[Dataset items]
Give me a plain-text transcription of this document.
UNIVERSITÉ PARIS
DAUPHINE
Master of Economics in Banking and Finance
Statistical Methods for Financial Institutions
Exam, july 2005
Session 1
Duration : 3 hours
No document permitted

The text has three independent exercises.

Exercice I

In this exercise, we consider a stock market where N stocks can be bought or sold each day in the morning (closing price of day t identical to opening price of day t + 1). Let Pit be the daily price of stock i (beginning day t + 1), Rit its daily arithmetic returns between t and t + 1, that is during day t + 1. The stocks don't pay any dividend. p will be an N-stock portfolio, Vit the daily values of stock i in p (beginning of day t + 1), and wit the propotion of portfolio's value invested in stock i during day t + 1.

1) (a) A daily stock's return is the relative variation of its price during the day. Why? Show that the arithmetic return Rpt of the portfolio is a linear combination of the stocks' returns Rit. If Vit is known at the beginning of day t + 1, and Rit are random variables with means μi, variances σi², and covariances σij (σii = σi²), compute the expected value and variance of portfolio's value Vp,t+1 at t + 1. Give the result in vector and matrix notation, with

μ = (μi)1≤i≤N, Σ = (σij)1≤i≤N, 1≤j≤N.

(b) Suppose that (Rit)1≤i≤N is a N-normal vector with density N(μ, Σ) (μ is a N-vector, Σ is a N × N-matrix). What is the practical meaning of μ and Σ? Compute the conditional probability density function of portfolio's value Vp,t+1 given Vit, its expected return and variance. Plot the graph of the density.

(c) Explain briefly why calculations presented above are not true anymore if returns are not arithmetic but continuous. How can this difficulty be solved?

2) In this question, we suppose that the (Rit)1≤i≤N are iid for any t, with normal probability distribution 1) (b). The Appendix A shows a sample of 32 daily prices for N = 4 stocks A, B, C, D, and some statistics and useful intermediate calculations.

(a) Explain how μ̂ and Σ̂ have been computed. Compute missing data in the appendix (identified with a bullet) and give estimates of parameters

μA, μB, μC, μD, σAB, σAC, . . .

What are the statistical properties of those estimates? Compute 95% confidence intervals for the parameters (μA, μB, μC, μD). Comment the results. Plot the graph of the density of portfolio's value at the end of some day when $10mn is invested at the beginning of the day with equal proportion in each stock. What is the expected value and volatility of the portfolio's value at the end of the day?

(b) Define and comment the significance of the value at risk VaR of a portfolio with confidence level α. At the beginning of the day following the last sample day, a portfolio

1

[TASK REQUIREMENTS]: Pull out every line in the data above that has the word "density".

[ANSWER TO THE EXERCISE]:
(b) Suppose that (Rit)1≤i≤N is a N-normal vector with density N(μ, Σ) (μ is a N-vector, Σ is a N × N-matrix). What is the practical meaning of μ and Σ? Compute the conditional probability density function of portfolio's value Vp,t+1 given Vit, its expected return and variance. Plot the graph of the density.
What are the statistical properties of those estimates? Compute 95% confidence intervals for the parameters (μA, μB, μC, μD). Comment the results. Plot the graph of the density of portfolio's value at the end of some day when $10mn is invested at the beginning of the day with equal proportion in each stock. What is the expected value and volatility of the portfolio's value at the end of the day?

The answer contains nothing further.